Below are some records. Copy every line in them that holds "structured".

### Data listing
.....

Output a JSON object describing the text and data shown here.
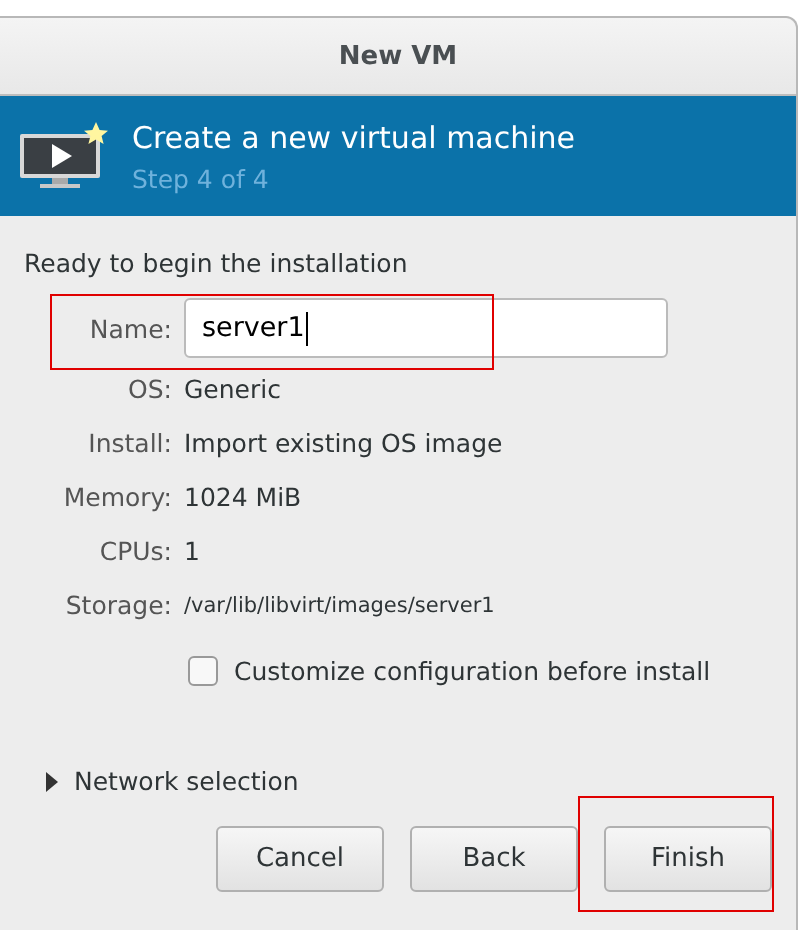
{
  "window": {
    "title": "New VM"
  },
  "banner": {
    "title": "Create a new virtual machine",
    "step": "Step 4 of 4"
  },
  "summary": {
    "heading": "Ready to begin the installation",
    "name": {
      "label": "Name:",
      "value": "server1",
      "highlighted": true
    },
    "details": [
      {
        "label": "OS:",
        "value": "Generic",
        "kind": "normal"
      },
      {
        "label": "Install:",
        "value": "Import existing OS image",
        "kind": "normal"
      },
      {
        "label": "Memory:",
        "value": "1024 MiB",
        "kind": "normal"
      },
      {
        "label": "CPUs:",
        "value": "1",
        "kind": "normal"
      },
      {
        "label": "Storage:",
        "value": "/var/lib/libvirt/images/server1",
        "kind": "path"
      }
    ]
  },
  "customize": {
    "label": "Customize configuration before install",
    "checked": false
  },
  "network": {
    "label": "Network selection",
    "expanded": false
  },
  "buttons": [
    {
      "label": "Cancel",
      "highlighted": false
    },
    {
      "label": "Back",
      "highlighted": false
    },
    {
      "label": "Finish",
      "highlighted": true
    }
  ]
}
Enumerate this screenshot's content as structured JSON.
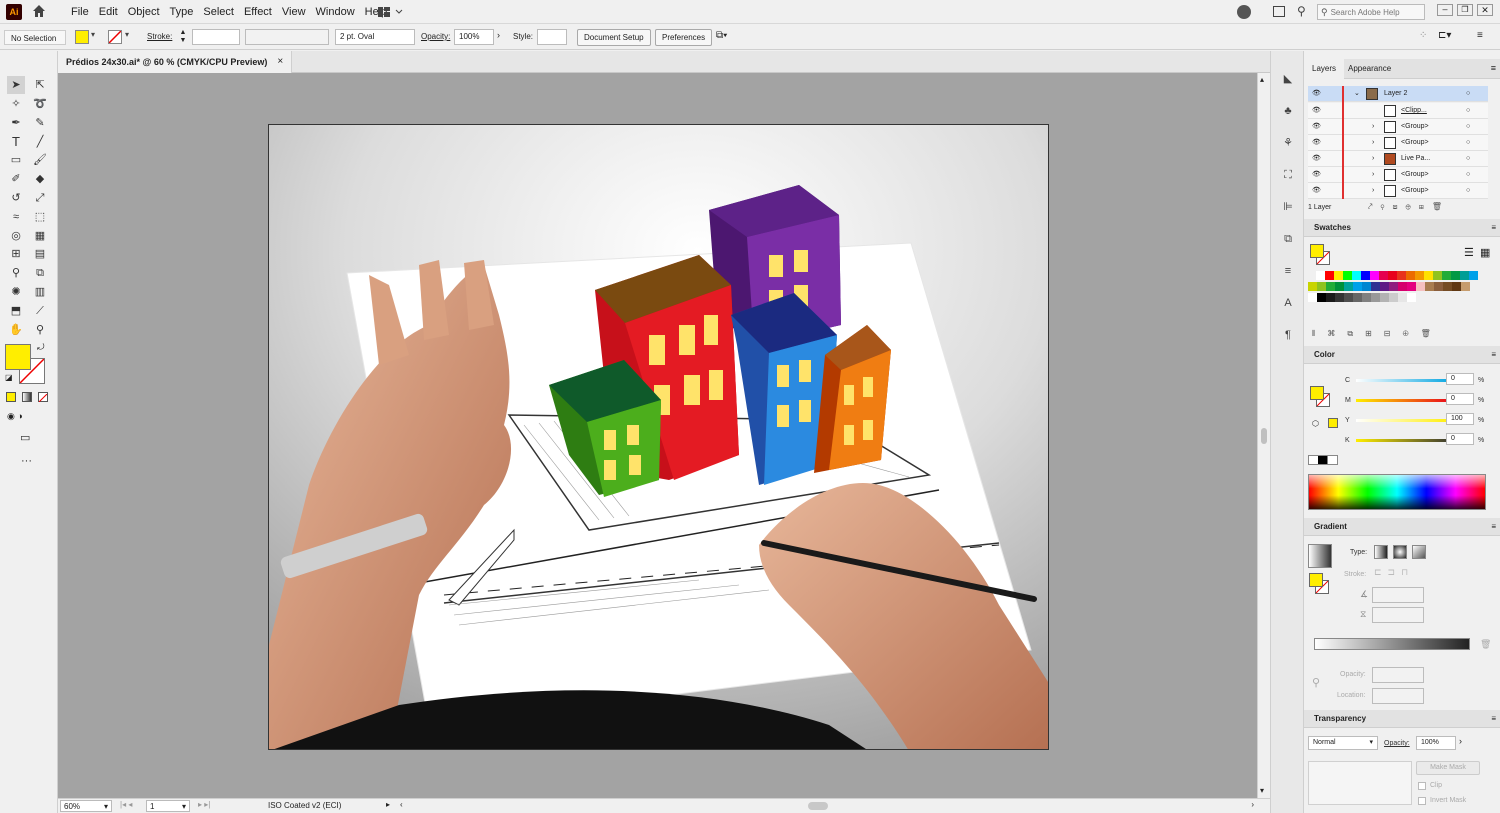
{
  "app": {
    "logo": "Ai"
  },
  "menu": [
    "File",
    "Edit",
    "Object",
    "Type",
    "Select",
    "Effect",
    "View",
    "Window",
    "Help"
  ],
  "search": {
    "placeholder": "Search Adobe Help"
  },
  "control": {
    "selection": "No Selection",
    "stroke_label": "Stroke:",
    "brush": "2 pt. Oval",
    "opacity_label": "Opacity:",
    "opacity_value": "100%",
    "style_label": "Style:",
    "doc_setup": "Document Setup",
    "preferences": "Preferences"
  },
  "document": {
    "tab_title": "Prédios 24x30.ai* @ 60 % (CMYK/CPU Preview)",
    "close": "×"
  },
  "status": {
    "zoom": "60%",
    "artboard": "1",
    "profile": "ISO Coated v2 (ECI)"
  },
  "colors": {
    "fill": "#ffee00",
    "canvas": "#a3a3a3",
    "selection": "#c9dcf5"
  },
  "layers_panel": {
    "tabs": [
      "Layers",
      "Appearance"
    ],
    "rows": [
      {
        "name": "Layer 2",
        "selected": true
      },
      {
        "name": "<Clipp...",
        "selected": false
      },
      {
        "name": "<Group>",
        "selected": false
      },
      {
        "name": "<Group>",
        "selected": false
      },
      {
        "name": "Live Pa...",
        "selected": false
      },
      {
        "name": "<Group>",
        "selected": false
      },
      {
        "name": "<Group>",
        "selected": false
      }
    ],
    "footer": "1 Layer"
  },
  "swatches_panel": {
    "title": "Swatches"
  },
  "color_panel": {
    "title": "Color",
    "channels": [
      {
        "label": "C",
        "value": "0"
      },
      {
        "label": "M",
        "value": "0"
      },
      {
        "label": "Y",
        "value": "100"
      },
      {
        "label": "K",
        "value": "0"
      }
    ],
    "unit": "%"
  },
  "gradient_panel": {
    "title": "Gradient",
    "type_label": "Type:",
    "stroke_label": "Stroke:",
    "opacity_label": "Opacity:",
    "location_label": "Location:"
  },
  "transparency_panel": {
    "title": "Transparency",
    "mode": "Normal",
    "opacity_label": "Opacity:",
    "opacity_value": "100%",
    "make_mask": "Make Mask",
    "clip": "Clip",
    "invert_mask": "Invert Mask"
  }
}
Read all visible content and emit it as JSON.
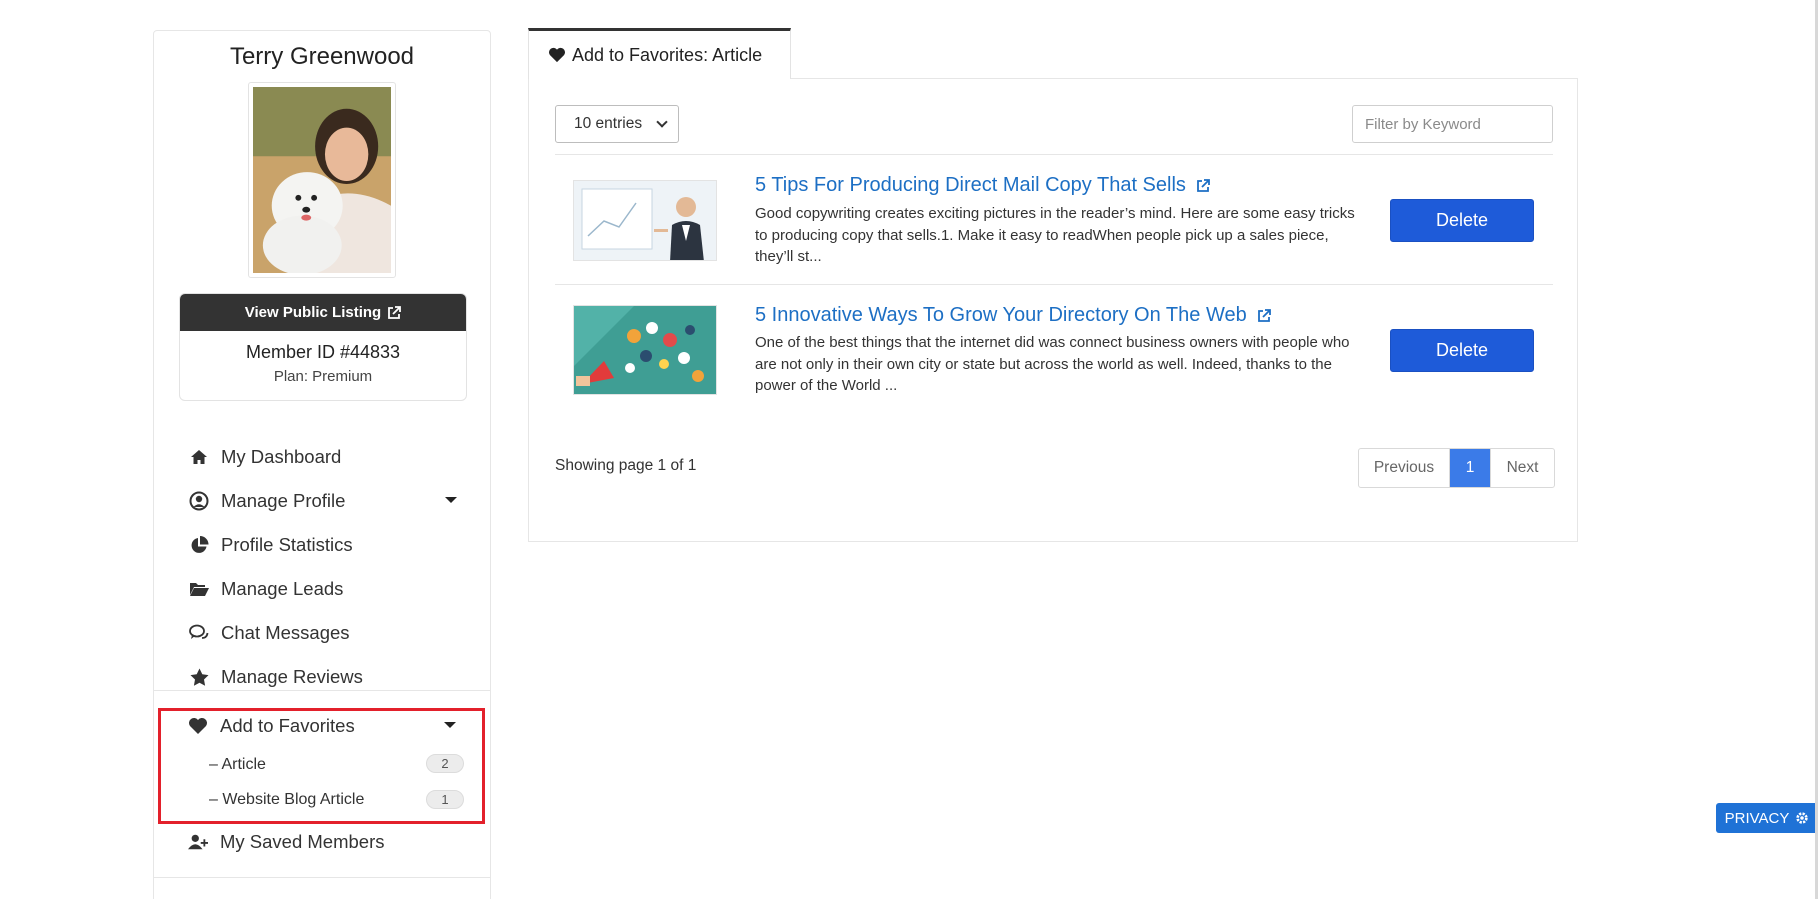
{
  "sidebar": {
    "member_name": "Terry Greenwood",
    "view_listing_label": "View Public Listing",
    "member_id": "Member ID #44833",
    "plan": "Plan: Premium",
    "nav": [
      {
        "label": "My Dashboard",
        "icon": "home-icon"
      },
      {
        "label": "Manage Profile",
        "icon": "user-circle-icon"
      },
      {
        "label": "Profile Statistics",
        "icon": "pie-chart-icon"
      },
      {
        "label": "Manage Leads",
        "icon": "folder-open-icon"
      },
      {
        "label": "Chat Messages",
        "icon": "chat-icon"
      },
      {
        "label": "Manage Reviews",
        "icon": "star-icon"
      }
    ],
    "favorites": {
      "label": "Add to Favorites",
      "items": [
        {
          "label": "– Article",
          "count": "2"
        },
        {
          "label": "– Website Blog Article",
          "count": "1"
        }
      ]
    },
    "saved_members_label": "My Saved Members"
  },
  "main": {
    "tab_label": "Add to Favorites: Article",
    "entries_selected": "10 entries",
    "filter_placeholder": "Filter by Keyword",
    "articles": [
      {
        "title": "5 Tips For Producing Direct Mail Copy That Sells",
        "excerpt": "Good copywriting creates exciting pictures in the reader’s mind. Here are some easy tricks to producing copy that sells.1. Make it easy to readWhen people pick up a sales piece, they’ll st...",
        "delete_label": "Delete"
      },
      {
        "title": "5 Innovative Ways To Grow Your Directory On The Web",
        "excerpt": "One of the best things that the internet did was connect business owners with people who are not only in their own city or state but across the world as well. Indeed, thanks to the power of the World ...",
        "delete_label": "Delete"
      }
    ],
    "showing_text": "Showing page 1 of 1",
    "pagination": {
      "previous": "Previous",
      "current": "1",
      "next": "Next"
    }
  },
  "privacy_label": "PRIVACY",
  "colors": {
    "link": "#1d6fc4",
    "primary_button": "#1e5bd9",
    "highlight_border": "#e3202b",
    "privacy": "#1f72d6"
  }
}
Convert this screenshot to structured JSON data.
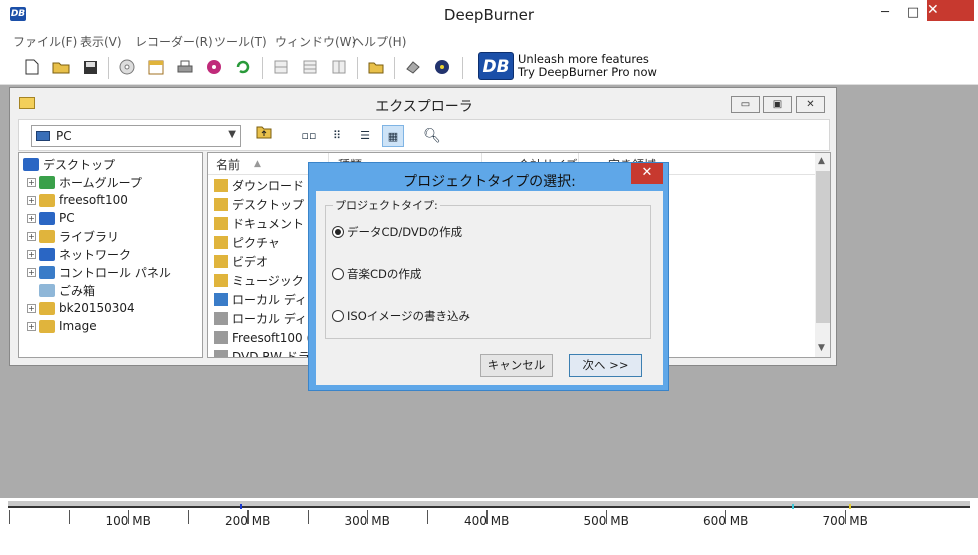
{
  "app": {
    "title": "DeepBurner",
    "icon_text": "DB"
  },
  "window_buttons": {
    "minimize": "─",
    "maximize": "□",
    "close": "✕"
  },
  "menu": [
    "ファイル(F)",
    "表示(V)",
    "レコーダー(R)",
    "ツール(T)",
    "ウィンドウ(W)",
    "ヘルプ(H)"
  ],
  "toolbar": {
    "icons": [
      "new-file-icon",
      "open-folder-icon",
      "save-icon",
      "disc-icon",
      "calendar-icon",
      "print-icon",
      "cd-burn-icon",
      "refresh-icon",
      "layout-1-icon",
      "layout-2-icon",
      "layout-3-icon",
      "folder-icon",
      "eraser-icon",
      "disc-info-icon"
    ]
  },
  "promo": {
    "logo": "DB",
    "line1": "Unleash more features",
    "line2": "Try DeepBurner Pro now"
  },
  "explorer": {
    "title": "エクスプローラ",
    "address": "PC",
    "tree": [
      {
        "label": "デスクトップ",
        "color": "#2a66c4",
        "expander": ""
      },
      {
        "label": "ホームグループ",
        "color": "#3aa04a",
        "expander": "+"
      },
      {
        "label": "freesoft100",
        "color": "#e0b43c",
        "expander": "+"
      },
      {
        "label": "PC",
        "color": "#2a66c4",
        "expander": "+"
      },
      {
        "label": "ライブラリ",
        "color": "#e0b43c",
        "expander": "+"
      },
      {
        "label": "ネットワーク",
        "color": "#2a66c4",
        "expander": "+"
      },
      {
        "label": "コントロール パネル",
        "color": "#3a7cc8",
        "expander": "+"
      },
      {
        "label": "ごみ箱",
        "color": "#8fb7d8",
        "expander": ""
      },
      {
        "label": "bk20150304",
        "color": "#e0b43c",
        "expander": "+"
      },
      {
        "label": "Image",
        "color": "#e0b43c",
        "expander": "+"
      }
    ],
    "columns": [
      "名前",
      "種類",
      "合計サイズ",
      "空き領域"
    ],
    "files": [
      {
        "name": "ダウンロード",
        "color": "#e0b43c"
      },
      {
        "name": "デスクトップ",
        "color": "#e0b43c"
      },
      {
        "name": "ドキュメント",
        "color": "#e0b43c"
      },
      {
        "name": "ピクチャ",
        "color": "#e0b43c"
      },
      {
        "name": "ビデオ",
        "color": "#e0b43c"
      },
      {
        "name": "ミュージック",
        "color": "#e0b43c"
      },
      {
        "name": "ローカル ディスク",
        "color": "#3a7cc8"
      },
      {
        "name": "ローカル ディスク",
        "color": "#9a9a9a"
      },
      {
        "name": "Freesoft100 (",
        "color": "#9a9a9a"
      },
      {
        "name": "DVD RW ドライ",
        "color": "#9a9a9a"
      }
    ]
  },
  "dialog": {
    "title": "プロジェクトタイプの選択:",
    "close": "✕",
    "group_label": "プロジェクトタイプ:",
    "options": [
      {
        "label": "データCD/DVDの作成",
        "selected": true
      },
      {
        "label": "音楽CDの作成",
        "selected": false
      },
      {
        "label": "ISOイメージの書き込み",
        "selected": false
      }
    ],
    "cancel": "キャンセル",
    "next": "次へ >>"
  },
  "ruler": {
    "labels": [
      "100 MB",
      "200 MB",
      "300 MB",
      "400 MB",
      "500 MB",
      "600 MB",
      "700 MB"
    ],
    "markers": {
      "blue": "#1a3ad0",
      "cyan": "#3cc8d8",
      "yellow": "#e8d030"
    }
  }
}
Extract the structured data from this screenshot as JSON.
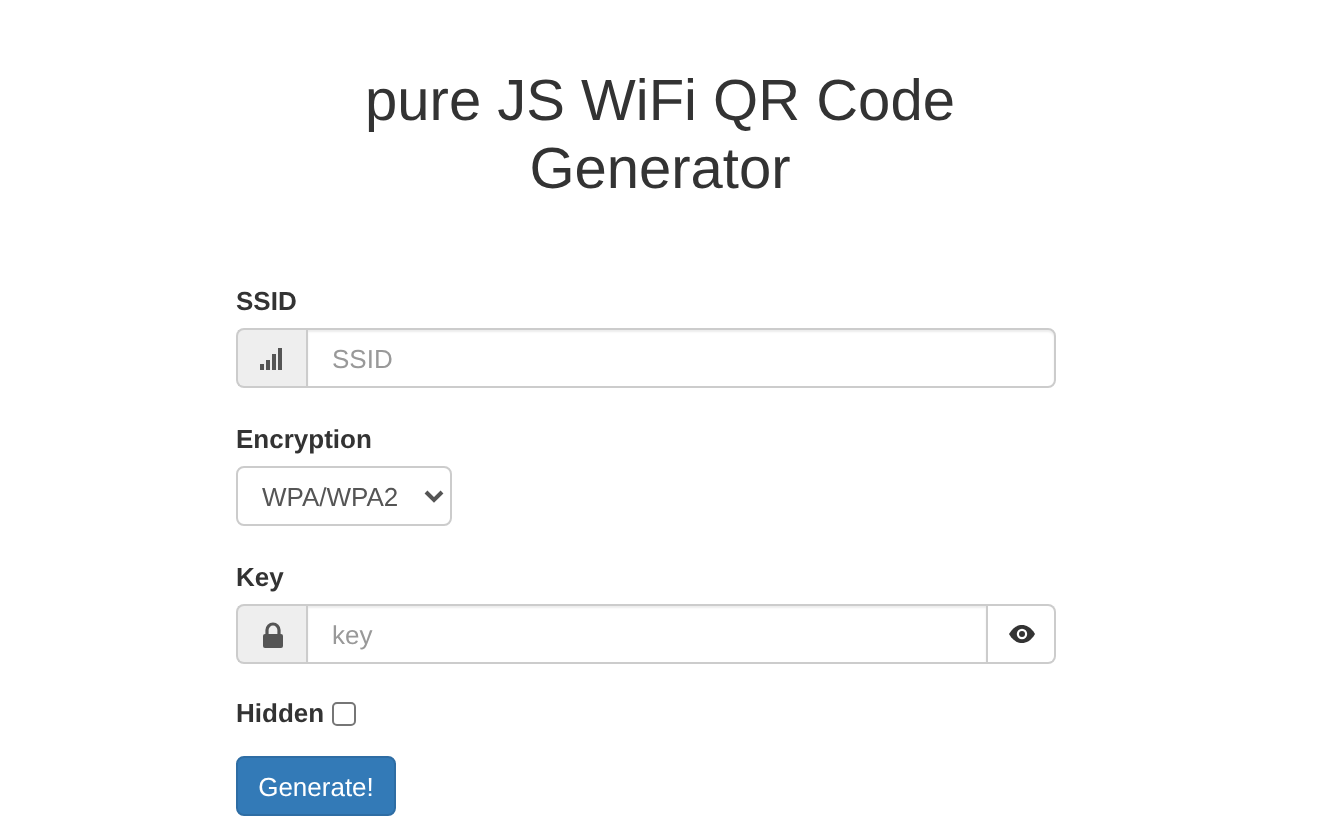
{
  "title": "pure JS WiFi QR Code Generator",
  "fields": [
    {
      "kind": "text",
      "label": "SSID",
      "placeholder": "SSID"
    },
    {
      "kind": "select",
      "label": "Encryption",
      "value": "WPA/WPA2"
    },
    {
      "kind": "password",
      "label": "Key",
      "placeholder": "key"
    },
    {
      "kind": "checkbox",
      "label": "Hidden",
      "checked": false
    }
  ],
  "button": "Generate!"
}
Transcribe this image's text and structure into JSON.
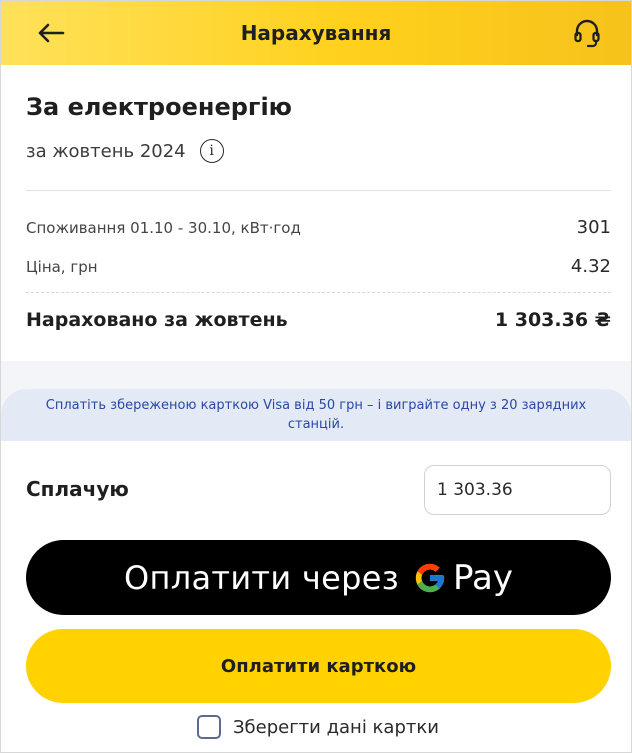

.....

### Complete response
Enumerate this screenshot's content as structured JSON.
Convert this screenshot to structured JSON data.
Extract the structured data from this screenshot as JSON.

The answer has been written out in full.